**Material for this task**
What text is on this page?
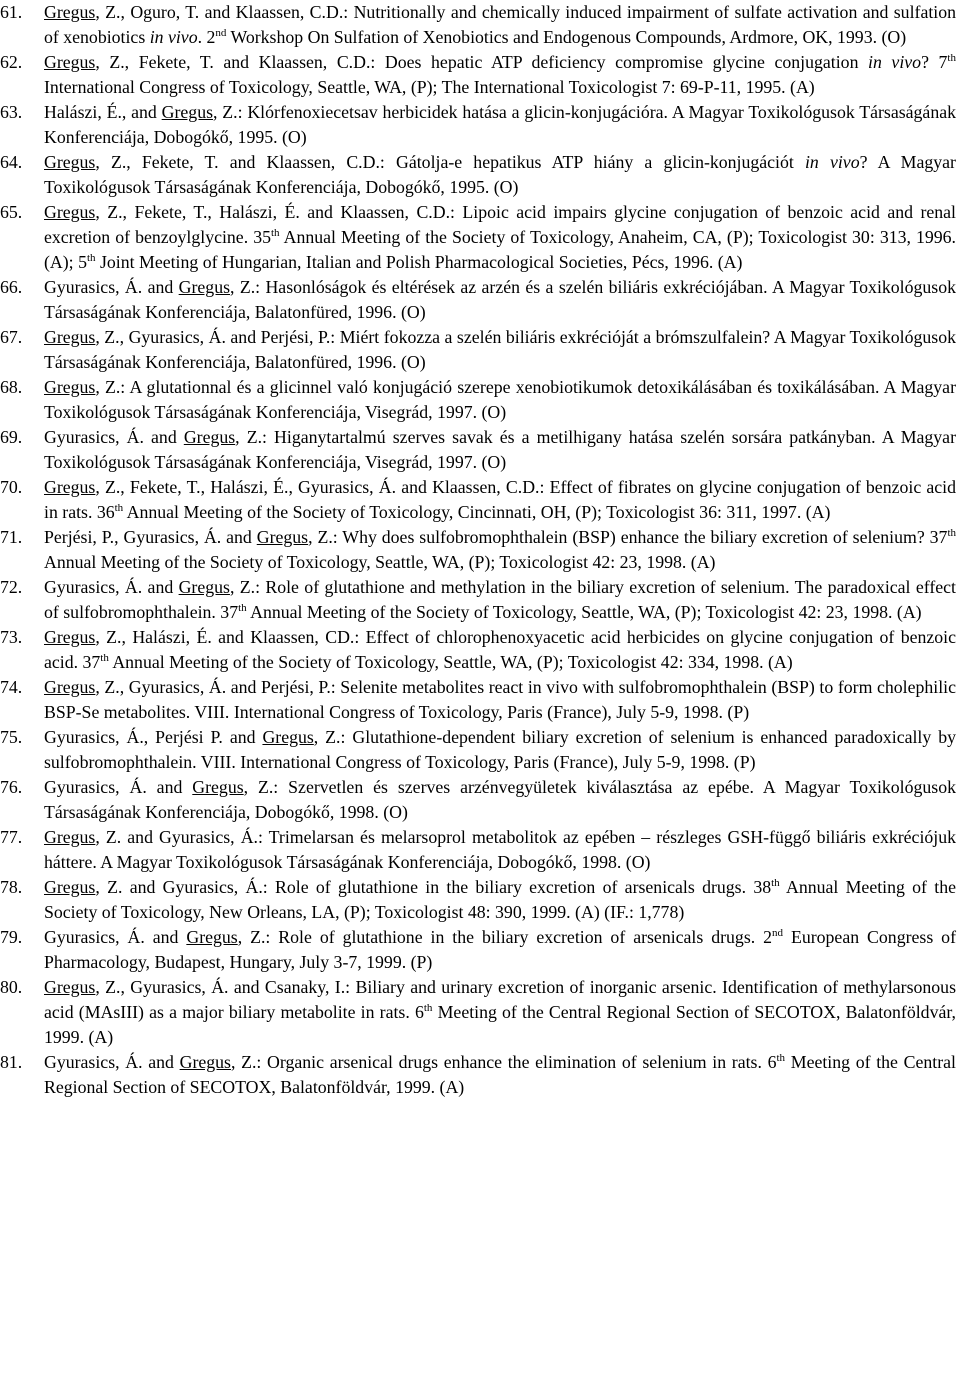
61. Gregus, Z., Oguro, T. and Klaassen, C.D.: Nutritionally and chemically induced impairment of sulfate activation and sulfation of xenobiotics in vivo. 2nd Workshop On Sulfation of Xenobiotics and Endogenous Compounds, Ardmore, OK, 1993. (O)
62. Gregus, Z., Fekete, T. and Klaassen, C.D.: Does hepatic ATP deficiency compromise glycine conjugation in vivo? 7th International Congress of Toxicology, Seattle, WA, (P); The International Toxicologist 7: 69-P-11, 1995. (A)
63. Halászi, É., and Gregus, Z.: Klórfenoxiecetsav herbicidek hatása a glicin-konjugációra. A Magyar Toxikológusok Társaságának Konferenciája, Dobogókő, 1995. (O)
64. Gregus, Z., Fekete, T. and Klaassen, C.D.: Gátolja-e hepatikus ATP hiány a glicin-konjugációt in vivo? A Magyar Toxikológusok Társaságának Konferenciája, Dobogókő, 1995. (O)
65. Gregus, Z., Fekete, T., Halászi, É. and Klaassen, C.D.: Lipoic acid impairs glycine conjugation of benzoic acid and renal excretion of benzoylglycine. 35th Annual Meeting of the Society of Toxicology, Anaheim, CA, (P); Toxicologist 30: 313, 1996. (A); 5th Joint Meeting of Hungarian, Italian and Polish Pharmacological Societies, Pécs, 1996. (A)
66. Gyurasics, Á. and Gregus, Z.: Hasonlóságok és eltérések az arzén és a szelén biliáris exkréciójában. A Magyar Toxikológusok Társaságának Konferenciája, Balatonfüred, 1996. (O)
67. Gregus, Z., Gyurasics, Á. and Perjési, P.: Miért fokozza a szelén biliáris exkrécióját a brómszulfalein? A Magyar Toxikológusok Társaságának Konferenciája, Balatonfüred, 1996. (O)
68. Gregus, Z.: A glutationnal és a glicinnel való konjugáció szerepe xenobiotikumok detoxikálásában és toxikálásában. A Magyar Toxikológusok Társaságának Konferenciája, Visegrád, 1997. (O)
69. Gyurasics, Á. and Gregus, Z.: Higanytartalmú szerves savak és a metilhigany hatása szelén sorsára patkányban. A Magyar Toxikológusok Társaságának Konferenciája, Visegrád, 1997. (O)
70. Gregus, Z., Fekete, T., Halászi, É., Gyurasics, Á. and Klaassen, C.D.: Effect of fibrates on glycine conjugation of benzoic acid in rats. 36th Annual Meeting of the Society of Toxicology, Cincinnati, OH, (P); Toxicologist 36: 311, 1997. (A)
71. Perjési, P., Gyurasics, Á. and Gregus, Z.: Why does sulfobromophthalein (BSP) enhance the biliary excretion of selenium? 37th Annual Meeting of the Society of Toxicology, Seattle, WA, (P); Toxicologist 42: 23, 1998. (A)
72. Gyurasics, Á. and Gregus, Z.: Role of glutathione and methylation in the biliary excretion of selenium. The paradoxical effect of sulfobromophthalein. 37th Annual Meeting of the Society of Toxicology, Seattle, WA, (P); Toxicologist 42: 23, 1998. (A)
73. Gregus, Z., Halászi, É. and Klaassen, CD.: Effect of chlorophenoxyacetic acid herbicides on glycine conjugation of benzoic acid. 37th Annual Meeting of the Society of Toxicology, Seattle, WA, (P); Toxicologist 42: 334, 1998. (A)
74. Gregus, Z., Gyurasics, Á. and Perjési, P.: Selenite metabolites react in vivo with sulfobromophthalein (BSP) to form cholephilic BSP-Se metabolites. VIII. International Congress of Toxicology, Paris (France), July 5-9, 1998. (P)
75. Gyurasics, Á., Perjési P. and Gregus, Z.: Glutathione-dependent biliary excretion of selenium is enhanced paradoxically by sulfobromophthalein. VIII. International Congress of Toxicology, Paris (France), July 5-9, 1998. (P)
76. Gyurasics, Á. and Gregus, Z.: Szervetlen és szerves arzénvegyületek kiválasztása az epébe. A Magyar Toxikológusok Társaságának Konferenciája, Dobogókő, 1998. (O)
77. Gregus, Z. and Gyurasics, Á.: Trimelarsan és melarsoprol metabolitok az epében – részleges GSH-függő biliáris exkréciójuk háttere. A Magyar Toxikológusok Társaságának Konferenciája, Dobogókő, 1998. (O)
78. Gregus, Z. and Gyurasics, Á.: Role of glutathione in the biliary excretion of arsenicals drugs. 38th Annual Meeting of the Society of Toxicology, New Orleans, LA, (P); Toxicologist 48: 390, 1999. (A) (IF.: 1,778)
79. Gyurasics, Á. and Gregus, Z.: Role of glutathione in the biliary excretion of arsenicals drugs. 2nd European Congress of Pharmacology, Budapest, Hungary, July 3-7, 1999. (P)
80. Gregus, Z., Gyurasics, Á. and Csanaky, I.: Biliary and urinary excretion of inorganic arsenic. Identification of methylarsonous acid (MAsIII) as a major biliary metabolite in rats. 6th Meeting of the Central Regional Section of SECOTOX, Balatonföldvár, 1999. (A)
81. Gyurasics, Á. and Gregus, Z.: Organic arsenical drugs enhance the elimination of selenium in rats. 6th Meeting of the Central Regional Section of SECOTOX, Balatonföldvár, 1999. (A)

**Prompt**
Write out all the entries again, word for word, and print no images.

**Task result**
What text is on this page?
61. Gregus, Z., Oguro, T. and Klaassen, C.D.: Nutritionally and chemically induced impairment of sulfate activation and sulfation of xenobiotics in vivo. 2nd Workshop On Sulfation of Xenobiotics and Endogenous Compounds, Ardmore, OK, 1993. (O)
62. Gregus, Z., Fekete, T. and Klaassen, C.D.: Does hepatic ATP deficiency compromise glycine conjugation in vivo? 7th International Congress of Toxicology, Seattle, WA, (P); The International Toxicologist 7: 69-P-11, 1995. (A)
63. Halászi, É., and Gregus, Z.: Klórfenoxiecetsav herbicidek hatása a glicin-konjugációra. A Magyar Toxikológusok Társaságának Konferenciája, Dobogókő, 1995. (O)
64. Gregus, Z., Fekete, T. and Klaassen, C.D.: Gátolja-e hepatikus ATP hiány a glicin-konjugációt in vivo? A Magyar Toxikológusok Társaságának Konferenciája, Dobogókő, 1995. (O)
65. Gregus, Z., Fekete, T., Halászi, É. and Klaassen, C.D.: Lipoic acid impairs glycine conjugation of benzoic acid and renal excretion of benzoylglycine. 35th Annual Meeting of the Society of Toxicology, Anaheim, CA, (P); Toxicologist 30: 313, 1996. (A); 5th Joint Meeting of Hungarian, Italian and Polish Pharmacological Societies, Pécs, 1996. (A)
66. Gyurasics, Á. and Gregus, Z.: Hasonlóságok és eltérések az arzén és a szelén biliáris exkréciójában. A Magyar Toxikológusok Társaságának Konferenciája, Balatonfüred, 1996. (O)
67. Gregus, Z., Gyurasics, Á. and Perjési, P.: Miért fokozza a szelén biliáris exkrécióját a brómszulfalein? A Magyar Toxikológusok Társaságának Konferenciája, Balatonfüred, 1996. (O)
68. Gregus, Z.: A glutationnal és a glicinnel való konjugáció szerepe xenobiotikumok detoxikálásában és toxikálásában. A Magyar Toxikológusok Társaságának Konferenciája, Visegrád, 1997. (O)
69. Gyurasics, Á. and Gregus, Z.: Higanytartalmú szerves savak és a metilhigany hatása szelén sorsára patkányban. A Magyar Toxikológusok Társaságának Konferenciája, Visegrád, 1997. (O)
70. Gregus, Z., Fekete, T., Halászi, É., Gyurasics, Á. and Klaassen, C.D.: Effect of fibrates on glycine conjugation of benzoic acid in rats. 36th Annual Meeting of the Society of Toxicology, Cincinnati, OH, (P); Toxicologist 36: 311, 1997. (A)
71. Perjési, P., Gyurasics, Á. and Gregus, Z.: Why does sulfobromophthalein (BSP) enhance the biliary excretion of selenium? 37th Annual Meeting of the Society of Toxicology, Seattle, WA, (P); Toxicologist 42: 23, 1998. (A)
72. Gyurasics, Á. and Gregus, Z.: Role of glutathione and methylation in the biliary excretion of selenium. The paradoxical effect of sulfobromophthalein. 37th Annual Meeting of the Society of Toxicology, Seattle, WA, (P); Toxicologist 42: 23, 1998. (A)
73. Gregus, Z., Halászi, É. and Klaassen, CD.: Effect of chlorophenoxyacetic acid herbicides on glycine conjugation of benzoic acid. 37th Annual Meeting of the Society of Toxicology, Seattle, WA, (P); Toxicologist 42: 334, 1998. (A)
74. Gregus, Z., Gyurasics, Á. and Perjési, P.: Selenite metabolites react in vivo with sulfobromophthalein (BSP) to form cholephilic BSP-Se metabolites. VIII. International Congress of Toxicology, Paris (France), July 5-9, 1998. (P)
75. Gyurasics, Á., Perjési P. and Gregus, Z.: Glutathione-dependent biliary excretion of selenium is enhanced paradoxically by sulfobromophthalein. VIII. International Congress of Toxicology, Paris (France), July 5-9, 1998. (P)
76. Gyurasics, Á. and Gregus, Z.: Szervetlen és szerves arzénvegyületek kiválasztása az epébe. A Magyar Toxikológusok Társaságának Konferenciája, Dobogókő, 1998. (O)
77. Gregus, Z. and Gyurasics, Á.: Trimelarsan és melarsoprol metabolitok az epében – részleges GSH-függő biliáris exkréciójuk háttere. A Magyar Toxikológusok Társaságának Konferenciája, Dobogókő, 1998. (O)
78. Gregus, Z. and Gyurasics, Á.: Role of glutathione in the biliary excretion of arsenicals drugs. 38th Annual Meeting of the Society of Toxicology, New Orleans, LA, (P); Toxicologist 48: 390, 1999. (A) (IF.: 1,778)
79. Gyurasics, Á. and Gregus, Z.: Role of glutathione in the biliary excretion of arsenicals drugs. 2nd European Congress of Pharmacology, Budapest, Hungary, July 3-7, 1999. (P)
80. Gregus, Z., Gyurasics, Á. and Csanaky, I.: Biliary and urinary excretion of inorganic arsenic. Identification of methylarsonous acid (MAsIII) as a major biliary metabolite in rats. 6th Meeting of the Central Regional Section of SECOTOX, Balatonföldvár, 1999. (A)
81. Gyurasics, Á. and Gregus, Z.: Organic arsenical drugs enhance the elimination of selenium in rats. 6th Meeting of the Central Regional Section of SECOTOX, Balatonföldvár, 1999. (A)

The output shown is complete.